====== Given data ======
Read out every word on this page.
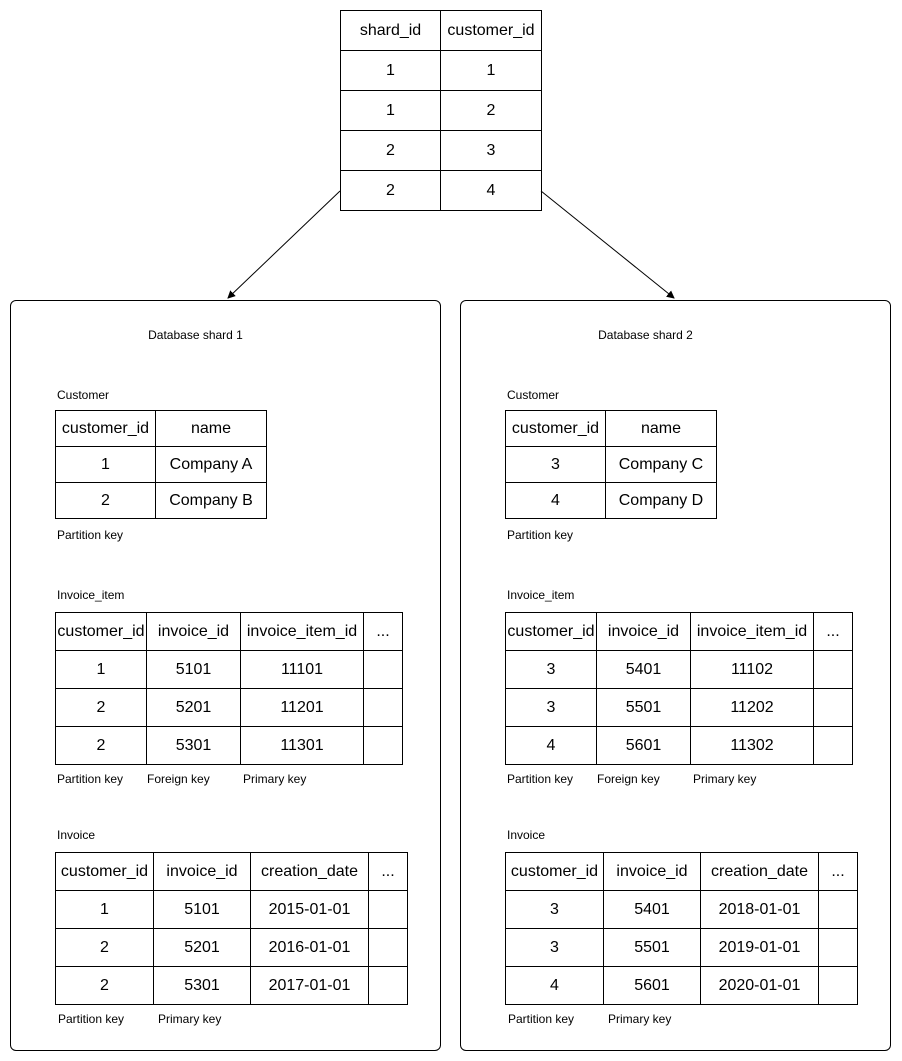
shard_id	customer_id
1	1
1	2
2	3
2	4
Database shard 1
Customer
customer_id	name
1	Company A
2	Company B
Partition key
Invoice_item
customer_id	invoice_id	invoice_item_id	...
1	5101	11101	
2	5201	11201	
2	5301	11301	
Partition key Foreign key	Primary key
Invoice
customer_id	invoice_id	creation_date	...
1	5101	2015-01-01	
2	5201	2016-01-01	
2	5301	2017-01-01	
Partition key	Primary key
Database shard 2
Customer
customer_id	name
3	Company C
4	Company D
Partition key
Invoice_item
customer_id	invoice_id	invoice_item_id	...
3	5401	11102	
3	5501	11202	
4	5601	11302	
Partition key Foreign key	Primary key
Invoice
customer_id	invoice_id	creation_date	...
3	5401	2018-01-01	
3	5501	2019-01-01	
4	5601	2020-01-01	
Partition key	Primary key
======
## Stated task
Transcribe the whole listing exactly. Pictures stay out of your copy.

## Response for this exercise
Read out every word on this page.
shard_id	customer_id
1	1
1	2
2	3
2	4
Database shard 1
Customer
customer_id	name
1	Company A
2	Company B
Partition key
Invoice_item
customer_id	invoice_id	invoice_item_id	...
1	5101	11101	
2	5201	11201	
2	5301	11301	
Partition key Foreign key	Primary key
Invoice
customer_id	invoice_id	creation_date	...
1	5101	2015-01-01	
2	5201	2016-01-01	
2	5301	2017-01-01	
Partition key	Primary key
Database shard 2
Customer
customer_id	name
3	Company C
4	Company D
Partition key
Invoice_item
customer_id	invoice_id	invoice_item_id	...
3	5401	11102	
3	5501	11202	
4	5601	11302	
Partition key Foreign key	Primary key
Invoice
customer_id	invoice_id	creation_date	...
3	5401	2018-01-01	
3	5501	2019-01-01	
4	5601	2020-01-01	
Partition key	Primary key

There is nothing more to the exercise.